[Given task]: Examine the material below. Gather every line in which the string "комбинированной" appears.

Recorded data:
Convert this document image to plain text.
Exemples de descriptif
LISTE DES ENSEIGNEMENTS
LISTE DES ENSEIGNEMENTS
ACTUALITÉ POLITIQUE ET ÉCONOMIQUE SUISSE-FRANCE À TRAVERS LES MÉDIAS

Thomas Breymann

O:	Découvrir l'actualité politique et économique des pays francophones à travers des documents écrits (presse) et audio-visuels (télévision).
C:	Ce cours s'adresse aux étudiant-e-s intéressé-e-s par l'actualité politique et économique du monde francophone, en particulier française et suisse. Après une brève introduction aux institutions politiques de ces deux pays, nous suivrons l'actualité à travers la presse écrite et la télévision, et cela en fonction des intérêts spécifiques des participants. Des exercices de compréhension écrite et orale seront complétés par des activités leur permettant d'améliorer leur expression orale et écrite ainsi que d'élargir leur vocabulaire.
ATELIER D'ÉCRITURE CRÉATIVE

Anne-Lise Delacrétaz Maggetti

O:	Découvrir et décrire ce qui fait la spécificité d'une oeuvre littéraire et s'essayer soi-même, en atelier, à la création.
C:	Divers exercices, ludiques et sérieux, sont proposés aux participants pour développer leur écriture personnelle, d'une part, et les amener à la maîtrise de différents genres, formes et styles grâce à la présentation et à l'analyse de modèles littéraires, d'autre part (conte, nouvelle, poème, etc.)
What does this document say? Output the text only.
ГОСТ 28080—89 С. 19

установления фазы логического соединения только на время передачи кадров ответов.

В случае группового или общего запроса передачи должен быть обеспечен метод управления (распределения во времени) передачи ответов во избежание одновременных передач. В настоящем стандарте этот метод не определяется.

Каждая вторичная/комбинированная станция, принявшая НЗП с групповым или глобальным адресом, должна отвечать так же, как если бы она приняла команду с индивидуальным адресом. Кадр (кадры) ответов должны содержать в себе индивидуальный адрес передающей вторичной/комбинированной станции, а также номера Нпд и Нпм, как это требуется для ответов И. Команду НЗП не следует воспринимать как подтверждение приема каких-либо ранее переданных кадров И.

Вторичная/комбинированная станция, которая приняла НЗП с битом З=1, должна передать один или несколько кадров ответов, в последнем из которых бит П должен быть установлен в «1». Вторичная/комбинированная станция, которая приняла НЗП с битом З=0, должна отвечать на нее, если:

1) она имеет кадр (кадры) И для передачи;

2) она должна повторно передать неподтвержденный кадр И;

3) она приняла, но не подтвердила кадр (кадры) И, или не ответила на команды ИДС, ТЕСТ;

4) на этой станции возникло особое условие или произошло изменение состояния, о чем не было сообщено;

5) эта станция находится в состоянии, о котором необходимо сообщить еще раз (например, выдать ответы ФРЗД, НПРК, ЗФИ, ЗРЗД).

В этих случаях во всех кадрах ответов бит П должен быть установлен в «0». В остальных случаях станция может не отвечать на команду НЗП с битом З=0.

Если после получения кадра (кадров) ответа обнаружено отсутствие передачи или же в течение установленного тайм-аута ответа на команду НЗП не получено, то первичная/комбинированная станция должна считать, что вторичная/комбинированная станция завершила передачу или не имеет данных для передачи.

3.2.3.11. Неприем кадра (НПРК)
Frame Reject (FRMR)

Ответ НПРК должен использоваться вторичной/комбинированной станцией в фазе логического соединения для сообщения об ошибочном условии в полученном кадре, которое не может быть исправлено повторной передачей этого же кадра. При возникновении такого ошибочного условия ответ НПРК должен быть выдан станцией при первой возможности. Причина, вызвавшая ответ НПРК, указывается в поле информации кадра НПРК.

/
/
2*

[Result below]:
Каждая вторичная/комбинированная станция, принявшая НЗП с групповым или глобальным адресом, должна отвечать так же, как если бы она приняла команду с индивидуальным адресом. Кадр (кадры) ответов должны содержать в себе индивидуальный адрес передающей вторичной/комбинированной станции, а также номера Нпд и Нпм, как это требуется для ответов И. Команду НЗП не следует воспринимать как подтверждение приема каких-либо ранее переданных кадров И.
Ответ НПРК должен использоваться вторичной/комбинированной станцией в фазе логического соединения для сообщения об ошибочном условии в полученном кадре, которое не может быть исправлено повторной передачей этого же кадра. При возникновении такого ошибочного условия ответ НПРК должен быть выдан станцией при первой возможности. Причина, вызвавшая ответ НПРК, указывается в поле информации кадра НПРК.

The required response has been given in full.